SET EXERCISE.
Note how many lines hold "Identitas" and report that number by itself.

DATASET ROWS.
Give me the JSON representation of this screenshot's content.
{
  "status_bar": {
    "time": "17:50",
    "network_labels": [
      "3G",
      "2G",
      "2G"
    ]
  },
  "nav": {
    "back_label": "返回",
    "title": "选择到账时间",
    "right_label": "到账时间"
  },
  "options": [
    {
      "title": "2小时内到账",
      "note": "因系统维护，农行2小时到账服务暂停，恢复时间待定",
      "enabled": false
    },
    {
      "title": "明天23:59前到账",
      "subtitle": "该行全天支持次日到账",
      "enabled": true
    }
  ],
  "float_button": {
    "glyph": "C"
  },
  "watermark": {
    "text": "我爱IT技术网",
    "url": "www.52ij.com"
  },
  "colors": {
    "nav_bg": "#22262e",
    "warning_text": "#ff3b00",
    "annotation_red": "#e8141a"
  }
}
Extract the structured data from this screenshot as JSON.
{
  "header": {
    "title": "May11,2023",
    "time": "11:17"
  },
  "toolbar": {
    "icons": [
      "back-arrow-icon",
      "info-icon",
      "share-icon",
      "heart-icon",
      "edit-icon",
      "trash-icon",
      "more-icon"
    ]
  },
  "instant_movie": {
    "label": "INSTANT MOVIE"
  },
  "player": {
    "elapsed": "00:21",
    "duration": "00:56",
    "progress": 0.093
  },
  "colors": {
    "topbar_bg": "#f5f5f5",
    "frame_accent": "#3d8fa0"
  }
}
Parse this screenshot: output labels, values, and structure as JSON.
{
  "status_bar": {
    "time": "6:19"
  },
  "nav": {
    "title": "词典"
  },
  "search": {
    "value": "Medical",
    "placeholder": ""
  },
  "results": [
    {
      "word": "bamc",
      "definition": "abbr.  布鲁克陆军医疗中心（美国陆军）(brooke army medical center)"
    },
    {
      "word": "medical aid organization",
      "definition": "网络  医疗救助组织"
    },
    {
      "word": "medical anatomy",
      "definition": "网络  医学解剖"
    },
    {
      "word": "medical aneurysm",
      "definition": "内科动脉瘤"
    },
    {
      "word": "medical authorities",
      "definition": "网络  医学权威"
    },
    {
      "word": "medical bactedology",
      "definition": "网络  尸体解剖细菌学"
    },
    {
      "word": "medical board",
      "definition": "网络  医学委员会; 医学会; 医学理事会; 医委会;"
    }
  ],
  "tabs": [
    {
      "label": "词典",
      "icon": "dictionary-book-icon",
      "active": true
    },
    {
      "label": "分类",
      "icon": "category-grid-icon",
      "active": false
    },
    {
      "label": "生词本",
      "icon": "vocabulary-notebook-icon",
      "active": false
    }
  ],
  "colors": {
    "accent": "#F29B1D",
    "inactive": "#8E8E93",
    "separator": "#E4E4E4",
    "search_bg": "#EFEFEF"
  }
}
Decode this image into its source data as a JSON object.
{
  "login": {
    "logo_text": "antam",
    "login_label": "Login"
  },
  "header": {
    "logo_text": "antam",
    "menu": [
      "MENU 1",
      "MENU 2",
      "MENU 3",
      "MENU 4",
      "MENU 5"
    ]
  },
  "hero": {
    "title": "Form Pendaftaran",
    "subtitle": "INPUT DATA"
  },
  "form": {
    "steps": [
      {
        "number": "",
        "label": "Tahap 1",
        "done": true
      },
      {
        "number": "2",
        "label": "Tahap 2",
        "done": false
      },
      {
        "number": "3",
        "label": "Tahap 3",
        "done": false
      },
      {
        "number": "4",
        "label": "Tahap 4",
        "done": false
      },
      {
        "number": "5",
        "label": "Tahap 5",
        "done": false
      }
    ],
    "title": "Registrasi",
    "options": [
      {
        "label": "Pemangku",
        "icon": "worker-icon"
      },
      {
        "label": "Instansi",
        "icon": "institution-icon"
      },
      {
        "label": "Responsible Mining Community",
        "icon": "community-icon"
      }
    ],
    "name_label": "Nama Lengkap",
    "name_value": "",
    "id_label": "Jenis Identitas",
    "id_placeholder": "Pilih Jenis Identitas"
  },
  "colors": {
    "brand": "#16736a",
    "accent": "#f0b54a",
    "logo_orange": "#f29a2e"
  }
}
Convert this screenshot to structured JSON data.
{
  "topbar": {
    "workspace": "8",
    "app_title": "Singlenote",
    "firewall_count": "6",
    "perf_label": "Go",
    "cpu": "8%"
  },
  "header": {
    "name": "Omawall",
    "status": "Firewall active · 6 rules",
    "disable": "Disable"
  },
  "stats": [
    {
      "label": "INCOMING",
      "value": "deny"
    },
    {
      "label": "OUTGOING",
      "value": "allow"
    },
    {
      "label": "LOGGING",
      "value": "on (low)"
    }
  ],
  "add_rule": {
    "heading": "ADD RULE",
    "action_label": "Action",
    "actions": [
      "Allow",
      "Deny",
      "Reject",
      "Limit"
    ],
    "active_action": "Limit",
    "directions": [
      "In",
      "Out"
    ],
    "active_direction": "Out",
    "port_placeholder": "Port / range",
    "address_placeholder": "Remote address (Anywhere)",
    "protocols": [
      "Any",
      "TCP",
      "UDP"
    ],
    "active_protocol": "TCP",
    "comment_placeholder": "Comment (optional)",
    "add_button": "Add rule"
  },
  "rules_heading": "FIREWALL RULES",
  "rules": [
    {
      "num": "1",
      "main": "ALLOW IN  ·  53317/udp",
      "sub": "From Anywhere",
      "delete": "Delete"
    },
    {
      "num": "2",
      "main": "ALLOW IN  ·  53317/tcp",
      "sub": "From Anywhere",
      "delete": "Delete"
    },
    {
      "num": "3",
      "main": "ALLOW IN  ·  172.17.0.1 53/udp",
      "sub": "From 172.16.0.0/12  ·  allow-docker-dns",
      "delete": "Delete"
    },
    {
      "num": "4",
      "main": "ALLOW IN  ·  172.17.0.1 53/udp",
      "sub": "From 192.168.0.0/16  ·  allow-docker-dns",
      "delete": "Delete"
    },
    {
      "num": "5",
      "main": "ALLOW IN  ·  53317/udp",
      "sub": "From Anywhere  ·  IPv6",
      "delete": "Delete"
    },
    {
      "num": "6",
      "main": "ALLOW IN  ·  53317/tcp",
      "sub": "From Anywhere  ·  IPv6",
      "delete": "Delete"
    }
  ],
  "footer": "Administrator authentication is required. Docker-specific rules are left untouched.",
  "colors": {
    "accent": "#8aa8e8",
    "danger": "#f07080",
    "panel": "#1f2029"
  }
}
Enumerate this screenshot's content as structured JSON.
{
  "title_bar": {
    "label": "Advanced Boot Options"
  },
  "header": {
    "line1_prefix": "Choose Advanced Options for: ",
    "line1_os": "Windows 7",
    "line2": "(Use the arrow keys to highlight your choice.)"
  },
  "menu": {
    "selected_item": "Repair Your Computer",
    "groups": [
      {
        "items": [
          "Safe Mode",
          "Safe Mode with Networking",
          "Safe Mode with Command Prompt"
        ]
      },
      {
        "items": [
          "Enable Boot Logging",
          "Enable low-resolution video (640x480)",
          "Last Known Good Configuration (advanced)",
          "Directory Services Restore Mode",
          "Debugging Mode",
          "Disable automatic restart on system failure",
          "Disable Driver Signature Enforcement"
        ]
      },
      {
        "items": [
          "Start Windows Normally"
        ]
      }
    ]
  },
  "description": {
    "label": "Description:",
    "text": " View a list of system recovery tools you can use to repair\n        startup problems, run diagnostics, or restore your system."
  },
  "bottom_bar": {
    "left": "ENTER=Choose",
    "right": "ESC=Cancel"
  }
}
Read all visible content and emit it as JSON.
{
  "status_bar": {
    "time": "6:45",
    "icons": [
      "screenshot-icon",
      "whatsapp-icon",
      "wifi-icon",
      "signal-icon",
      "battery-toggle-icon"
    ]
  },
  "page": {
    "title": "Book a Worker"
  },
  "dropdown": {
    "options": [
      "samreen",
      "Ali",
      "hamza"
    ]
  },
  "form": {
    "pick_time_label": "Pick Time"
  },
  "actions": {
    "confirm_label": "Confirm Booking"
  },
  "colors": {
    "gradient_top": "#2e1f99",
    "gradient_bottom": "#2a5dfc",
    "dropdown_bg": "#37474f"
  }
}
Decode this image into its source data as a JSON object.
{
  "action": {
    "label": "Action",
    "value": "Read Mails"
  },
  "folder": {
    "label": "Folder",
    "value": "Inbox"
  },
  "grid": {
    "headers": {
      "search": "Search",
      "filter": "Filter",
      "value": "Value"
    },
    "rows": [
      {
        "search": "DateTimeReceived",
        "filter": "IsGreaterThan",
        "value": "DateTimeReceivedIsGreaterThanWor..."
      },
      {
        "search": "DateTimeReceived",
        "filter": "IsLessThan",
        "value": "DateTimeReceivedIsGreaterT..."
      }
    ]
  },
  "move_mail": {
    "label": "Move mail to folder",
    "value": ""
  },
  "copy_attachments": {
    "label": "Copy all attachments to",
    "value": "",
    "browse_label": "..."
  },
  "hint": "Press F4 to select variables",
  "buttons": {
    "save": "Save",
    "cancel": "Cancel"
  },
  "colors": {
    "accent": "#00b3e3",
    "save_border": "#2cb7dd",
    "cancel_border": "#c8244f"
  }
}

ANSWER IN FULL.
2